** Your goal **
Repeat every line of the listing below exactly, minus the pictures.

** Material for this task **
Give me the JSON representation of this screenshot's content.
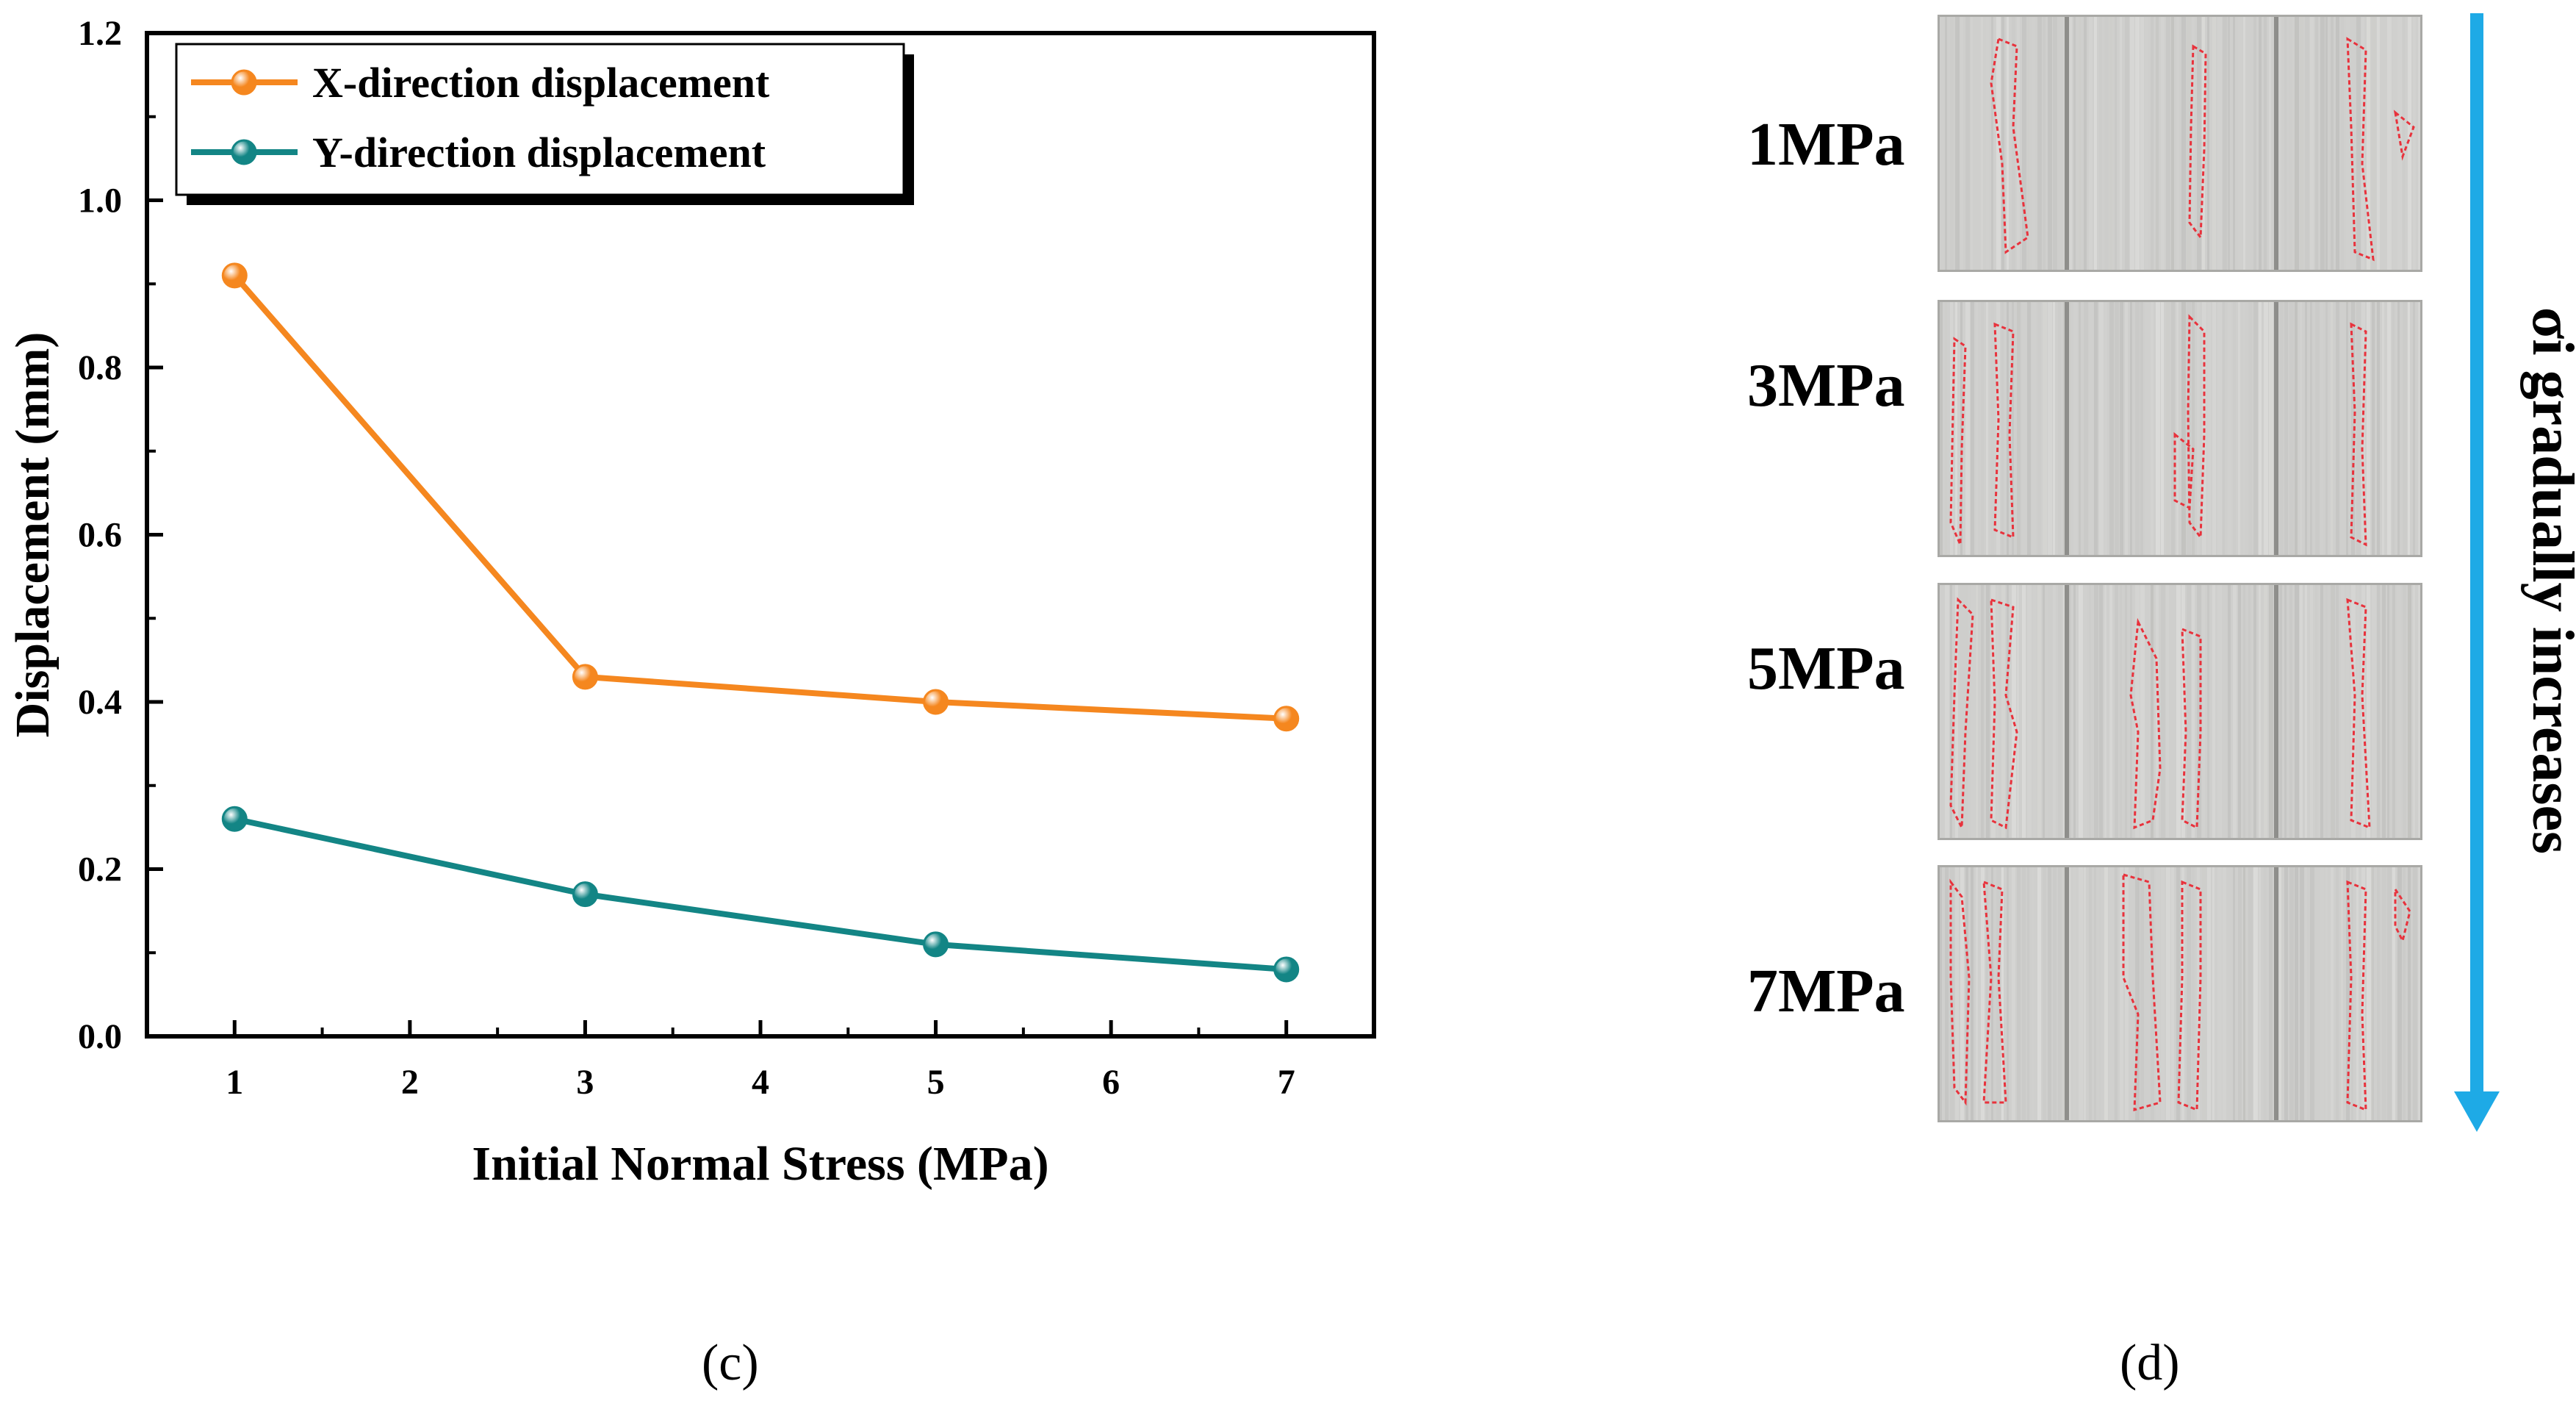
{
  "chart_data": {
    "type": "line",
    "title": "",
    "xlabel": "Initial Normal Stress (MPa)",
    "ylabel": "Displacement (mm)",
    "xlim": [
      0.5,
      7.5
    ],
    "ylim": [
      0.0,
      1.2
    ],
    "xticks": [
      1,
      2,
      3,
      4,
      5,
      6,
      7
    ],
    "yticks": [
      0.0,
      0.2,
      0.4,
      0.6,
      0.8,
      1.0,
      1.2
    ],
    "xtick_labels": [
      "1",
      "2",
      "3",
      "4",
      "5",
      "6",
      "7"
    ],
    "ytick_labels": [
      "0.0",
      "0.2",
      "0.4",
      "0.6",
      "0.8",
      "1.0",
      "1.2"
    ],
    "grid": false,
    "legend_position": "top-left",
    "x": [
      1,
      3,
      5,
      7
    ],
    "series": [
      {
        "name": "X-direction displacement",
        "color": "#F5871F",
        "values": [
          0.91,
          0.43,
          0.4,
          0.38
        ]
      },
      {
        "name": "Y-direction displacement",
        "color": "#138585",
        "values": [
          0.26,
          0.17,
          0.11,
          0.08
        ]
      }
    ]
  },
  "captions": {
    "left": "(c)",
    "right": "(d)"
  },
  "photos": {
    "labels": [
      "1MPa",
      "3MPa",
      "5MPa",
      "7MPa"
    ],
    "arrow_text": "σi gradually increases",
    "arrow_color": "#1EAAE6",
    "marking_color": "#E8323C"
  }
}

** Written solution **
Give me the JSON representation of this screenshot's content.
{
  "chart_data": {
    "type": "line",
    "title": "",
    "xlabel": "Initial Normal Stress (MPa)",
    "ylabel": "Displacement (mm)",
    "xlim": [
      0.5,
      7.5
    ],
    "ylim": [
      0.0,
      1.2
    ],
    "xticks": [
      1,
      2,
      3,
      4,
      5,
      6,
      7
    ],
    "yticks": [
      0.0,
      0.2,
      0.4,
      0.6,
      0.8,
      1.0,
      1.2
    ],
    "xtick_labels": [
      "1",
      "2",
      "3",
      "4",
      "5",
      "6",
      "7"
    ],
    "ytick_labels": [
      "0.0",
      "0.2",
      "0.4",
      "0.6",
      "0.8",
      "1.0",
      "1.2"
    ],
    "grid": false,
    "legend_position": "top-left",
    "x": [
      1,
      3,
      5,
      7
    ],
    "series": [
      {
        "name": "X-direction displacement",
        "color": "#F5871F",
        "values": [
          0.91,
          0.43,
          0.4,
          0.38
        ]
      },
      {
        "name": "Y-direction displacement",
        "color": "#138585",
        "values": [
          0.26,
          0.17,
          0.11,
          0.08
        ]
      }
    ]
  },
  "captions": {
    "left": "(c)",
    "right": "(d)"
  },
  "photos": {
    "labels": [
      "1MPa",
      "3MPa",
      "5MPa",
      "7MPa"
    ],
    "arrow_text": "σi gradually increases",
    "arrow_color": "#1EAAE6",
    "marking_color": "#E8323C"
  }
}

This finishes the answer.